● REQUEST: Repeat, line for line, the entries printed below.

● DATASET CONTENT:

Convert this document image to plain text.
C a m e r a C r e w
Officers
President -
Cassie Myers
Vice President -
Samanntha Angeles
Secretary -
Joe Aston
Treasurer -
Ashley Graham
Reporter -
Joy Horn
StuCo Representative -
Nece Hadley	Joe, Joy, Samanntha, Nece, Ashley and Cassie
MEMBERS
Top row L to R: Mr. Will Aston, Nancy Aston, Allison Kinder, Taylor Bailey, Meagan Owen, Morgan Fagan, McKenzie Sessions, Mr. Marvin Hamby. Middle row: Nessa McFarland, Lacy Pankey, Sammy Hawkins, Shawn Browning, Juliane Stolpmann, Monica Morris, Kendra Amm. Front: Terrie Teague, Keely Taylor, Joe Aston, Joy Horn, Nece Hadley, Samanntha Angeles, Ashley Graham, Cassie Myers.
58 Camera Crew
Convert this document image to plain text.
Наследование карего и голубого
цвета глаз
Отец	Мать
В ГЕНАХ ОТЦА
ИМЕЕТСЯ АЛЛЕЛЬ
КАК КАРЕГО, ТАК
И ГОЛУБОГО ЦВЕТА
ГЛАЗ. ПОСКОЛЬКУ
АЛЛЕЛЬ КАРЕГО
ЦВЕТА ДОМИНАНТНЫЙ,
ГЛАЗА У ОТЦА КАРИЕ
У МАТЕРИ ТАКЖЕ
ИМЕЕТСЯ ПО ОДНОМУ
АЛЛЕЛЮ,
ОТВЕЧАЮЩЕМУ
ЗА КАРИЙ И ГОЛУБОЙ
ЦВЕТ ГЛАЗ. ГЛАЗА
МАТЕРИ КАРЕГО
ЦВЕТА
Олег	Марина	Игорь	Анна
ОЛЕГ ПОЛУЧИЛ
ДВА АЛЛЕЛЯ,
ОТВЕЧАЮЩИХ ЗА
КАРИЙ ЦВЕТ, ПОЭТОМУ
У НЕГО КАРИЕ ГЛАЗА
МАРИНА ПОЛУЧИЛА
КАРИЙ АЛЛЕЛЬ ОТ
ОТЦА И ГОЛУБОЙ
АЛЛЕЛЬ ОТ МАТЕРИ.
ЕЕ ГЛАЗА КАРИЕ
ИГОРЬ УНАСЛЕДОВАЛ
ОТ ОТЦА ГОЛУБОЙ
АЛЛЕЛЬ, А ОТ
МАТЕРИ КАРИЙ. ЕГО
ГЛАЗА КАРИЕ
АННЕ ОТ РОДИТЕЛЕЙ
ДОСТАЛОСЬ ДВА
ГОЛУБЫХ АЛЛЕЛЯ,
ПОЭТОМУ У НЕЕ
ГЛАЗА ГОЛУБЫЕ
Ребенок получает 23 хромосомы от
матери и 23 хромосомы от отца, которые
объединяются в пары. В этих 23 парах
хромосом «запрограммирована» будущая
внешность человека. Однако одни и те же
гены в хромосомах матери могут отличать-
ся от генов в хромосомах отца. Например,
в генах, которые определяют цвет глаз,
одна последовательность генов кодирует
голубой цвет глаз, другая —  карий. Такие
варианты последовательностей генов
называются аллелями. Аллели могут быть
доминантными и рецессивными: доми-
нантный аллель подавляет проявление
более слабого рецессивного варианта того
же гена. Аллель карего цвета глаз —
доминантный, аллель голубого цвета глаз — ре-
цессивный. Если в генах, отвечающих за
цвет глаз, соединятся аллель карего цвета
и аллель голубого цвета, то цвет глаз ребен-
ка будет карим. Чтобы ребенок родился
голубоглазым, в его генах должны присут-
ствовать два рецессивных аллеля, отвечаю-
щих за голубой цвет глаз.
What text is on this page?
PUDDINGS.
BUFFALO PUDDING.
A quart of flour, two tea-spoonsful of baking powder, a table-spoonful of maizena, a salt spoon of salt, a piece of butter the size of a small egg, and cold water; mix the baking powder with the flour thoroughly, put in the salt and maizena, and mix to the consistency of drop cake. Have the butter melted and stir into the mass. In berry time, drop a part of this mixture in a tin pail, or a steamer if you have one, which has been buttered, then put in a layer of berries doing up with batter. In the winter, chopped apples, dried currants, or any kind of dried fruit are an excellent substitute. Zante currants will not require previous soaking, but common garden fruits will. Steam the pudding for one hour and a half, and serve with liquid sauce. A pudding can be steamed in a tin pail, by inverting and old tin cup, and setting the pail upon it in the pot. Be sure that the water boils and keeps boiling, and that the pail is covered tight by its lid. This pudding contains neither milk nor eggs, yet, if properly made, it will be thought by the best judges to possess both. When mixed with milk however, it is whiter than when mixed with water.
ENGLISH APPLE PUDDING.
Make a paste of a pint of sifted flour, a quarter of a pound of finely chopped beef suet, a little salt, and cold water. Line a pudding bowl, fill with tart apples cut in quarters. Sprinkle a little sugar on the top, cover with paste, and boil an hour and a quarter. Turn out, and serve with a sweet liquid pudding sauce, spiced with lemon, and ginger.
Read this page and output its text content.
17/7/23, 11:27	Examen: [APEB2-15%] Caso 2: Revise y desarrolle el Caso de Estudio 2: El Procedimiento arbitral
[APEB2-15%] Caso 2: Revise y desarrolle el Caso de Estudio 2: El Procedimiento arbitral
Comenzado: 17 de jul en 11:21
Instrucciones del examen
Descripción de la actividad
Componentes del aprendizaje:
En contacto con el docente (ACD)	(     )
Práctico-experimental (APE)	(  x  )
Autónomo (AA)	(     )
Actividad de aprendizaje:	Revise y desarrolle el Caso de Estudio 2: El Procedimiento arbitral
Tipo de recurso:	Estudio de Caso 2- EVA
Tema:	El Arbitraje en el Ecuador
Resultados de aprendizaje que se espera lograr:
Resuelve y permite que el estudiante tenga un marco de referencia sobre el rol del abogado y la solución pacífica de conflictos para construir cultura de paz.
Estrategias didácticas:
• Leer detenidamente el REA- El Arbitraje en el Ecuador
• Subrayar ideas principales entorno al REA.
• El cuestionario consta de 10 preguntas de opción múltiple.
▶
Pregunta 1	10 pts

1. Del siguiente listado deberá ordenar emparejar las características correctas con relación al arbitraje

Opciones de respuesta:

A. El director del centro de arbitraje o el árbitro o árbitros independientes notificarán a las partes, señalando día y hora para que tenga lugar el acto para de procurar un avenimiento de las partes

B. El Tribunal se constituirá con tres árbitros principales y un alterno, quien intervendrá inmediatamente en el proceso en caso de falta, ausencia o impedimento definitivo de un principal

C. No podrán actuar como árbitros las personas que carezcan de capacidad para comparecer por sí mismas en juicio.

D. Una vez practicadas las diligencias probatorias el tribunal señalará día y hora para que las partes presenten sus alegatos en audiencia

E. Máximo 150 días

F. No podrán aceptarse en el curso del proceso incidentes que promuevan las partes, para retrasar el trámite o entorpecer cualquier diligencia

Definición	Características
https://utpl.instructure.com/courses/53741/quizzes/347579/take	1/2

● COMPLETE ANSWER:
Convert this document image to plain text.
C a m e r a C r e w
Officers
President -
Cassie Myers
Vice President -
Samanntha Angeles
Secretary -
Joe Aston
Treasurer -
Ashley Graham
Reporter -
Joy Horn
StuCo Representative -
Nece Hadley	Joe, Joy, Samanntha, Nece, Ashley and Cassie
MEMBERS
Top row L to R: Mr. Will Aston, Nancy Aston, Allison Kinder, Taylor Bailey, Meagan Owen, Morgan Fagan, McKenzie Sessions, Mr. Marvin Hamby. Middle row: Nessa McFarland, Lacy Pankey, Sammy Hawkins, Shawn Browning, Juliane Stolpmann, Monica Morris, Kendra Amm. Front: Terrie Teague, Keely Taylor, Joe Aston, Joy Horn, Nece Hadley, Samanntha Angeles, Ashley Graham, Cassie Myers.
58 Camera Crew
Convert this document image to plain text.
Наследование карего и голубого
цвета глаз
Отец	Мать
В ГЕНАХ ОТЦА
ИМЕЕТСЯ АЛЛЕЛЬ
КАК КАРЕГО, ТАК
И ГОЛУБОГО ЦВЕТА
ГЛАЗ. ПОСКОЛЬКУ
АЛЛЕЛЬ КАРЕГО
ЦВЕТА ДОМИНАНТНЫЙ,
ГЛАЗА У ОТЦА КАРИЕ
У МАТЕРИ ТАКЖЕ
ИМЕЕТСЯ ПО ОДНОМУ
АЛЛЕЛЮ,
ОТВЕЧАЮЩЕМУ
ЗА КАРИЙ И ГОЛУБОЙ
ЦВЕТ ГЛАЗ. ГЛАЗА
МАТЕРИ КАРЕГО
ЦВЕТА
Олег	Марина	Игорь	Анна
ОЛЕГ ПОЛУЧИЛ
ДВА АЛЛЕЛЯ,
ОТВЕЧАЮЩИХ ЗА
КАРИЙ ЦВЕТ, ПОЭТОМУ
У НЕГО КАРИЕ ГЛАЗА
МАРИНА ПОЛУЧИЛА
КАРИЙ АЛЛЕЛЬ ОТ
ОТЦА И ГОЛУБОЙ
АЛЛЕЛЬ ОТ МАТЕРИ.
ЕЕ ГЛАЗА КАРИЕ
ИГОРЬ УНАСЛЕДОВАЛ
ОТ ОТЦА ГОЛУБОЙ
АЛЛЕЛЬ, А ОТ
МАТЕРИ КАРИЙ. ЕГО
ГЛАЗА КАРИЕ
АННЕ ОТ РОДИТЕЛЕЙ
ДОСТАЛОСЬ ДВА
ГОЛУБЫХ АЛЛЕЛЯ,
ПОЭТОМУ У НЕЕ
ГЛАЗА ГОЛУБЫЕ
Ребенок получает 23 хромосомы от
матери и 23 хромосомы от отца, которые
объединяются в пары. В этих 23 парах
хромосом «запрограммирована» будущая
внешность человека. Однако одни и те же
гены в хромосомах матери могут отличать-
ся от генов в хромосомах отца. Например,
в генах, которые определяют цвет глаз,
одна последовательность генов кодирует
голубой цвет глаз, другая —  карий. Такие
варианты последовательностей генов
называются аллелями. Аллели могут быть
доминантными и рецессивными: доми-
нантный аллель подавляет проявление
более слабого рецессивного варианта того
же гена. Аллель карего цвета глаз —
доминантный, аллель голубого цвета глаз — ре-
цессивный. Если в генах, отвечающих за
цвет глаз, соединятся аллель карего цвета
и аллель голубого цвета, то цвет глаз ребен-
ка будет карим. Чтобы ребенок родился
голубоглазым, в его генах должны присут-
ствовать два рецессивных аллеля, отвечаю-
щих за голубой цвет глаз.
What text is on this page?
PUDDINGS.
BUFFALO PUDDING.
A quart of flour, two tea-spoonsful of baking powder, a table-spoonful of maizena, a salt spoon of salt, a piece of butter the size of a small egg, and cold water; mix the baking powder with the flour thoroughly, put in the salt and maizena, and mix to the consistency of drop cake. Have the butter melted and stir into the mass. In berry time, drop a part of this mixture in a tin pail, or a steamer if you have one, which has been buttered, then put in a layer of berries doing up with batter. In the winter, chopped apples, dried currants, or any kind of dried fruit are an excellent substitute. Zante currants will not require previous soaking, but common garden fruits will. Steam the pudding for one hour and a half, and serve with liquid sauce. A pudding can be steamed in a tin pail, by inverting and old tin cup, and setting the pail upon it in the pot. Be sure that the water boils and keeps boiling, and that the pail is covered tight by its lid. This pudding contains neither milk nor eggs, yet, if properly made, it will be thought by the best judges to possess both. When mixed with milk however, it is whiter than when mixed with water.
ENGLISH APPLE PUDDING.
Make a paste of a pint of sifted flour, a quarter of a pound of finely chopped beef suet, a little salt, and cold water. Line a pudding bowl, fill with tart apples cut in quarters. Sprinkle a little sugar on the top, cover with paste, and boil an hour and a quarter. Turn out, and serve with a sweet liquid pudding sauce, spiced with lemon, and ginger.
Read this page and output its text content.
17/7/23, 11:27	Examen: [APEB2-15%] Caso 2: Revise y desarrolle el Caso de Estudio 2: El Procedimiento arbitral
[APEB2-15%] Caso 2: Revise y desarrolle el Caso de Estudio 2: El Procedimiento arbitral
Comenzado: 17 de jul en 11:21
Instrucciones del examen
Descripción de la actividad
Componentes del aprendizaje:
En contacto con el docente (ACD)	(     )
Práctico-experimental (APE)	(  x  )
Autónomo (AA)	(     )
Actividad de aprendizaje:	Revise y desarrolle el Caso de Estudio 2: El Procedimiento arbitral
Tipo de recurso:	Estudio de Caso 2- EVA
Tema:	El Arbitraje en el Ecuador
Resultados de aprendizaje que se espera lograr:
Resuelve y permite que el estudiante tenga un marco de referencia sobre el rol del abogado y la solución pacífica de conflictos para construir cultura de paz.
Estrategias didácticas:
• Leer detenidamente el REA- El Arbitraje en el Ecuador
• Subrayar ideas principales entorno al REA.
• El cuestionario consta de 10 preguntas de opción múltiple.
▶
Pregunta 1	10 pts

1. Del siguiente listado deberá ordenar emparejar las características correctas con relación al arbitraje

Opciones de respuesta:

A. El director del centro de arbitraje o el árbitro o árbitros independientes notificarán a las partes, señalando día y hora para que tenga lugar el acto para de procurar un avenimiento de las partes

B. El Tribunal se constituirá con tres árbitros principales y un alterno, quien intervendrá inmediatamente en el proceso en caso de falta, ausencia o impedimento definitivo de un principal

C. No podrán actuar como árbitros las personas que carezcan de capacidad para comparecer por sí mismas en juicio.

D. Una vez practicadas las diligencias probatorias el tribunal señalará día y hora para que las partes presenten sus alegatos en audiencia

E. Máximo 150 días

F. No podrán aceptarse en el curso del proceso incidentes que promuevan las partes, para retrasar el trámite o entorpecer cualquier diligencia

Definición	Características
https://utpl.instructure.com/courses/53741/quizzes/347579/take	1/2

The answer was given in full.